== Written instruction ==
Only the number is wanted: how many lines contain the string "Chỉnh"?

== Material shown ==
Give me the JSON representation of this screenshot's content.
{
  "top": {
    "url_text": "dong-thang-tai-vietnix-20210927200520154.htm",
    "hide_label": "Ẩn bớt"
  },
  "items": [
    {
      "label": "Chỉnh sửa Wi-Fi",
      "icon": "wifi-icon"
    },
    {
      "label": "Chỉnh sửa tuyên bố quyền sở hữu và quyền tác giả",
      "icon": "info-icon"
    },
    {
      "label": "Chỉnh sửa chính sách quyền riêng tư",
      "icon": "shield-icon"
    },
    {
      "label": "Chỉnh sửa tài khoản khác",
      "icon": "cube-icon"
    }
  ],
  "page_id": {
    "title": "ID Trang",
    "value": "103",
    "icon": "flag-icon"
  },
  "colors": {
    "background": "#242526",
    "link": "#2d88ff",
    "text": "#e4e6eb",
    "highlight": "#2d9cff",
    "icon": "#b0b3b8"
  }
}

--

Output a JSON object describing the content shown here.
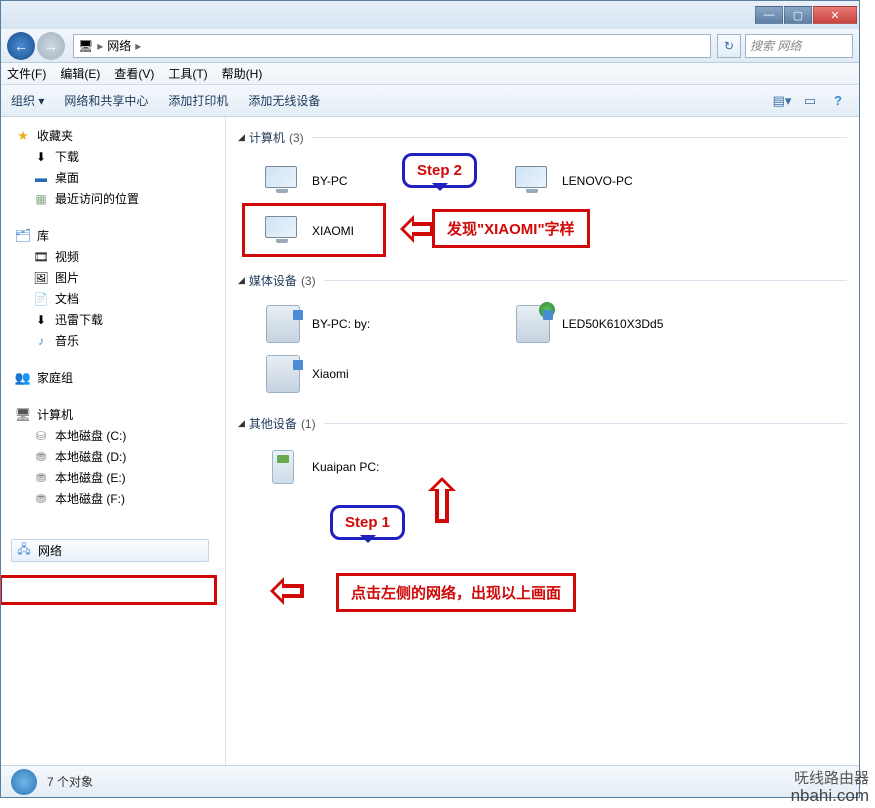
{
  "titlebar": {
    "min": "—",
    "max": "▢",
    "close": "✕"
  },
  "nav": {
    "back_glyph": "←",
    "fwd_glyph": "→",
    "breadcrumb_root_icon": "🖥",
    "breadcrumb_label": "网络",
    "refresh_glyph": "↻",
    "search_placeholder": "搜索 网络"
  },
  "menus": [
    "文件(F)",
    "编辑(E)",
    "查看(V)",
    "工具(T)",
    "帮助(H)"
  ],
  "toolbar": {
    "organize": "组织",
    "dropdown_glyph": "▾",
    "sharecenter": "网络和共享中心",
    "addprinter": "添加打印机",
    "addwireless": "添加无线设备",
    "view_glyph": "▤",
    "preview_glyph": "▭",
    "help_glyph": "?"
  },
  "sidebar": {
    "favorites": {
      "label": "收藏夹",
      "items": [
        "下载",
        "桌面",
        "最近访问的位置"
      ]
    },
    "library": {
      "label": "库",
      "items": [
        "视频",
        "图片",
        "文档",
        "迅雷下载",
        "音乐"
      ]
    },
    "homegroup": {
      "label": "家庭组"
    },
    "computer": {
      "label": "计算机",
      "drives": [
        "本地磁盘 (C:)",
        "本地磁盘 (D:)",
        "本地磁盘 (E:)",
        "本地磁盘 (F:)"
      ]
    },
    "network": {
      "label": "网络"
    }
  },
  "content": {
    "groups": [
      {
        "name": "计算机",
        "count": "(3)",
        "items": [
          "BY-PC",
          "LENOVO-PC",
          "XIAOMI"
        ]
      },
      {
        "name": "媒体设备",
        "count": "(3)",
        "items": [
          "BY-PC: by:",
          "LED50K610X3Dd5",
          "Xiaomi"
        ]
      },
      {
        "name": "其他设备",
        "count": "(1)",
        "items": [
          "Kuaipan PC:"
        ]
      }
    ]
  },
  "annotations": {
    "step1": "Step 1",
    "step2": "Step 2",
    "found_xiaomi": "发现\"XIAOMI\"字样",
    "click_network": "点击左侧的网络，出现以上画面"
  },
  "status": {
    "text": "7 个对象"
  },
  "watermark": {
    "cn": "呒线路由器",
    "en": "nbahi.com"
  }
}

...

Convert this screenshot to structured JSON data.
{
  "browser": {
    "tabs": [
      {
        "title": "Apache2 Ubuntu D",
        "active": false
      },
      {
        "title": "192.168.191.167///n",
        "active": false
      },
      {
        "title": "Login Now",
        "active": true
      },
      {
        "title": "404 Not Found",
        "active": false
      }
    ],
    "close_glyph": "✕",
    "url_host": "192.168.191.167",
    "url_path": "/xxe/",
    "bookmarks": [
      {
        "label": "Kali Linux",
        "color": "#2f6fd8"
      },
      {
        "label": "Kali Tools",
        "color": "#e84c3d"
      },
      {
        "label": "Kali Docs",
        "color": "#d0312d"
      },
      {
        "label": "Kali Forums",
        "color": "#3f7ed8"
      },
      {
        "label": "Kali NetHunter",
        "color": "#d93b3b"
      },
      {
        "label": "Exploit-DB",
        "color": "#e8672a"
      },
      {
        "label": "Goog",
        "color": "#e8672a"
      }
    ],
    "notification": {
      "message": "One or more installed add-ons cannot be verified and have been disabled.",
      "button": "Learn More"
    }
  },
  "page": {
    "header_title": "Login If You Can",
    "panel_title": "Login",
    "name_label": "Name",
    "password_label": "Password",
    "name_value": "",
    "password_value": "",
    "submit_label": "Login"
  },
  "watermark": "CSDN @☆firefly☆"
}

== The response ==
4